Provided information:

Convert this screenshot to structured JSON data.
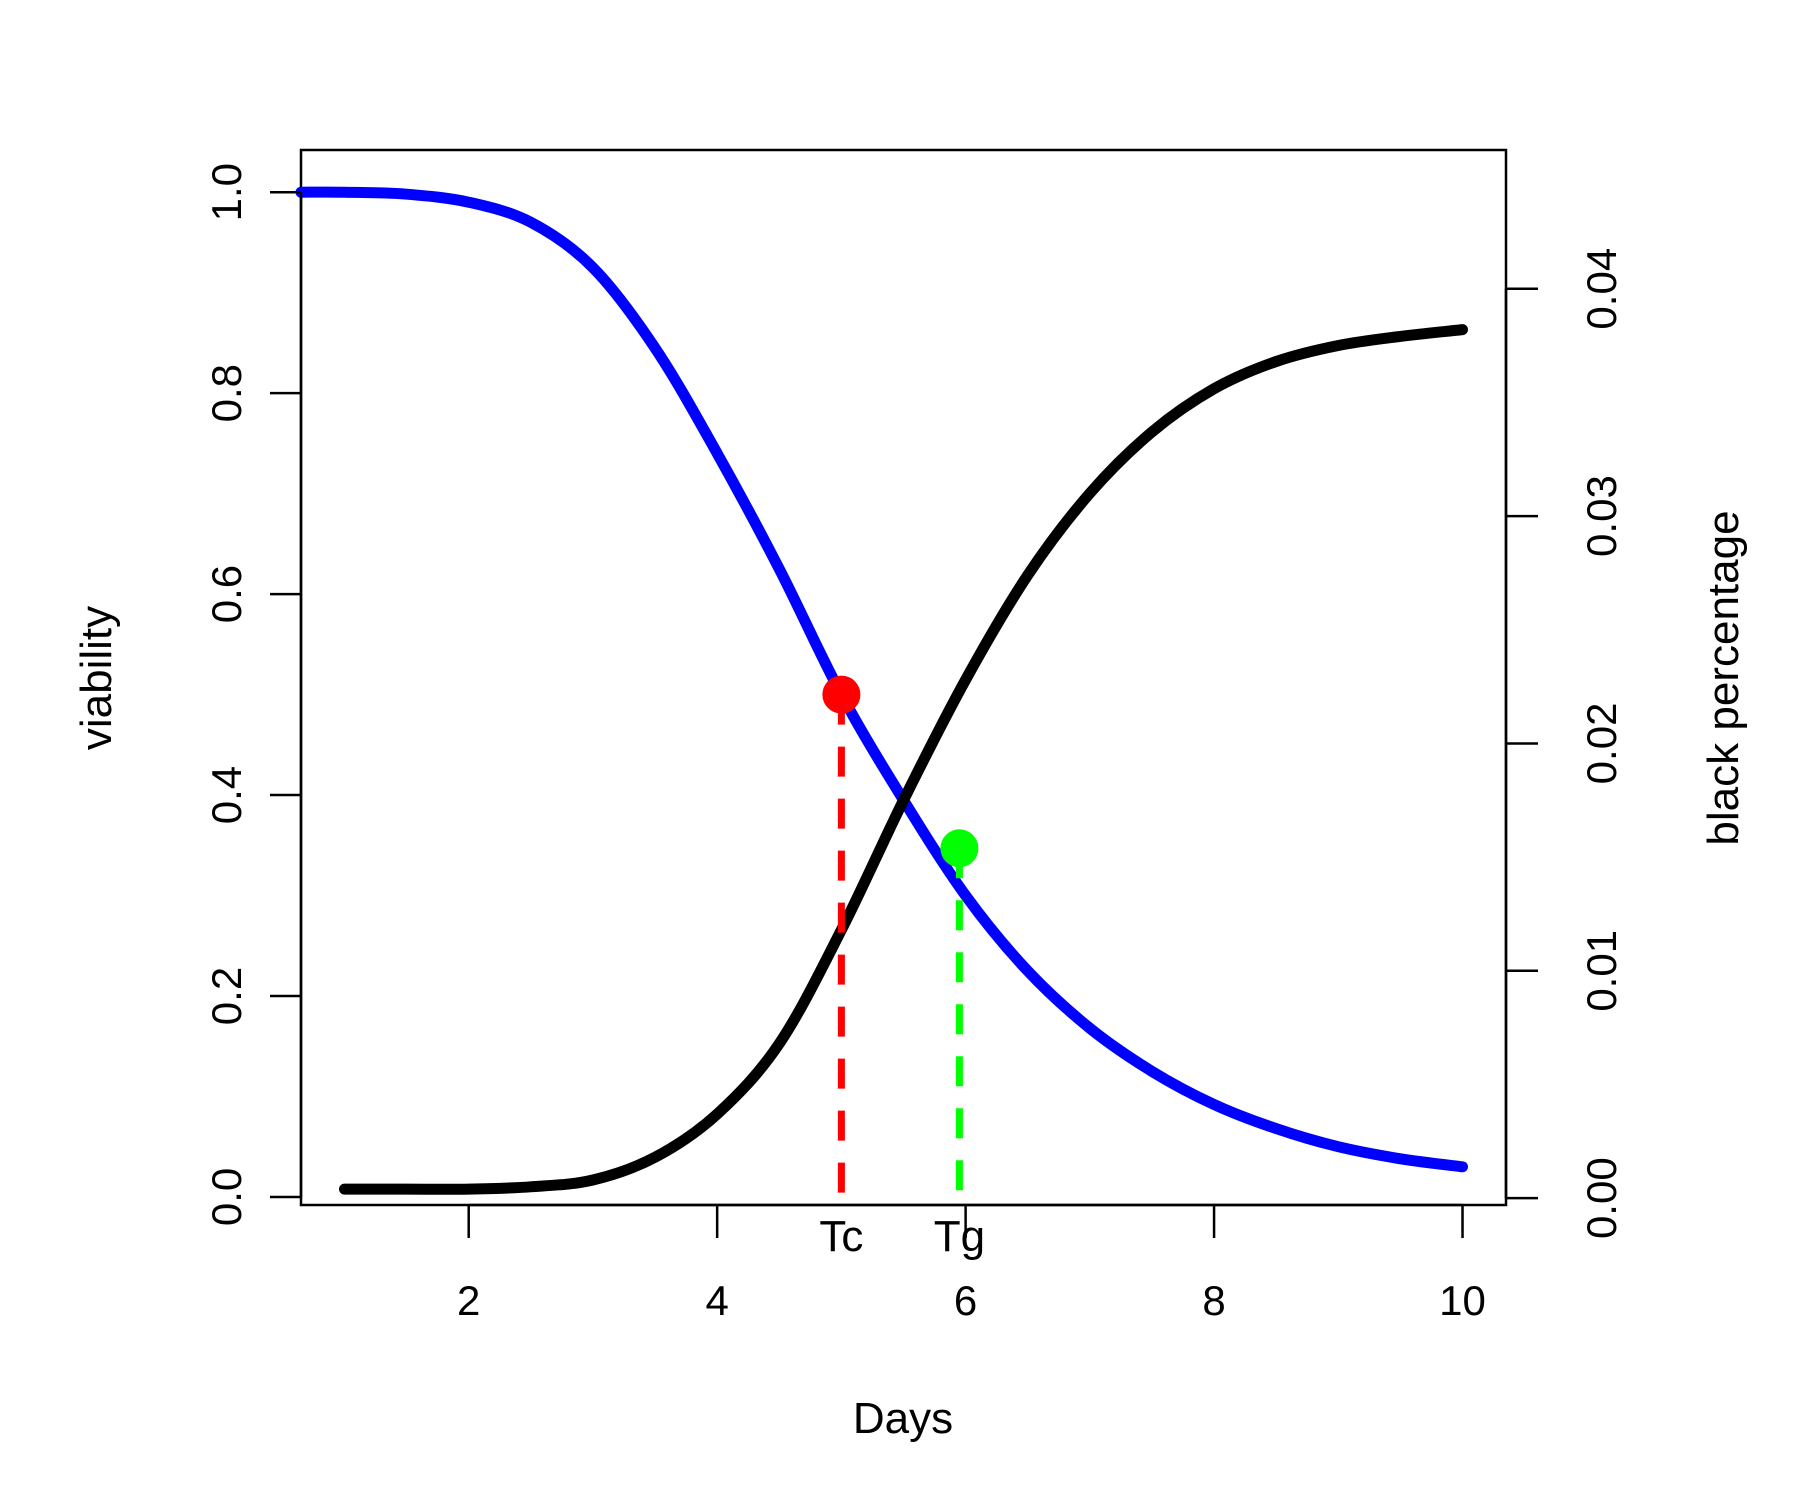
{
  "chart_data": {
    "type": "line",
    "title": "",
    "xlabel": "Days",
    "ylabel_left": "viability",
    "ylabel_right": "black percentage",
    "xlim": [
      0.65,
      10.35
    ],
    "ylim_left": [
      -0.008,
      1.042
    ],
    "ylim_right": [
      -0.0003,
      0.0461
    ],
    "x_ticks": [
      "2",
      "4",
      "6",
      "8",
      "10"
    ],
    "y_left_ticks": [
      "0.0",
      "0.2",
      "0.4",
      "0.6",
      "0.8",
      "1.0"
    ],
    "y_right_ticks": [
      "0.00",
      "0.01",
      "0.02",
      "0.03",
      "0.04"
    ],
    "grid": false,
    "legend": "none",
    "series": [
      {
        "axis": "left",
        "color": "#0000ff",
        "x": [
          0.65,
          1,
          1.5,
          2,
          2.5,
          3,
          3.5,
          4,
          4.5,
          5,
          5.5,
          6,
          6.5,
          7,
          7.5,
          8,
          8.5,
          9,
          9.5,
          10
        ],
        "y": [
          1.0,
          1.0,
          0.998,
          0.99,
          0.97,
          0.925,
          0.845,
          0.74,
          0.625,
          0.5,
          0.395,
          0.3,
          0.225,
          0.168,
          0.125,
          0.092,
          0.068,
          0.05,
          0.038,
          0.03
        ]
      },
      {
        "axis": "right",
        "color": "#000000",
        "x": [
          1,
          1.5,
          2,
          2.5,
          3,
          3.5,
          4,
          4.5,
          5,
          5.5,
          6,
          6.5,
          7,
          7.5,
          8,
          8.5,
          9,
          9.5,
          10
        ],
        "y": [
          0.0004,
          0.0004,
          0.0004,
          0.0005,
          0.0008,
          0.0018,
          0.0037,
          0.0068,
          0.0118,
          0.0175,
          0.0228,
          0.0274,
          0.031,
          0.0337,
          0.0356,
          0.0368,
          0.0375,
          0.0379,
          0.0382
        ]
      }
    ],
    "markers": [
      {
        "label": "Tc",
        "x": 5.0,
        "y": 0.5,
        "color": "#ff0000"
      },
      {
        "label": "Tg",
        "x": 5.95,
        "y": 0.347,
        "color": "#00ff00"
      }
    ]
  }
}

What you have to do:
Make a tally of the lines in this data that include the string "color", and answer with that tally alone.

Task solution:
4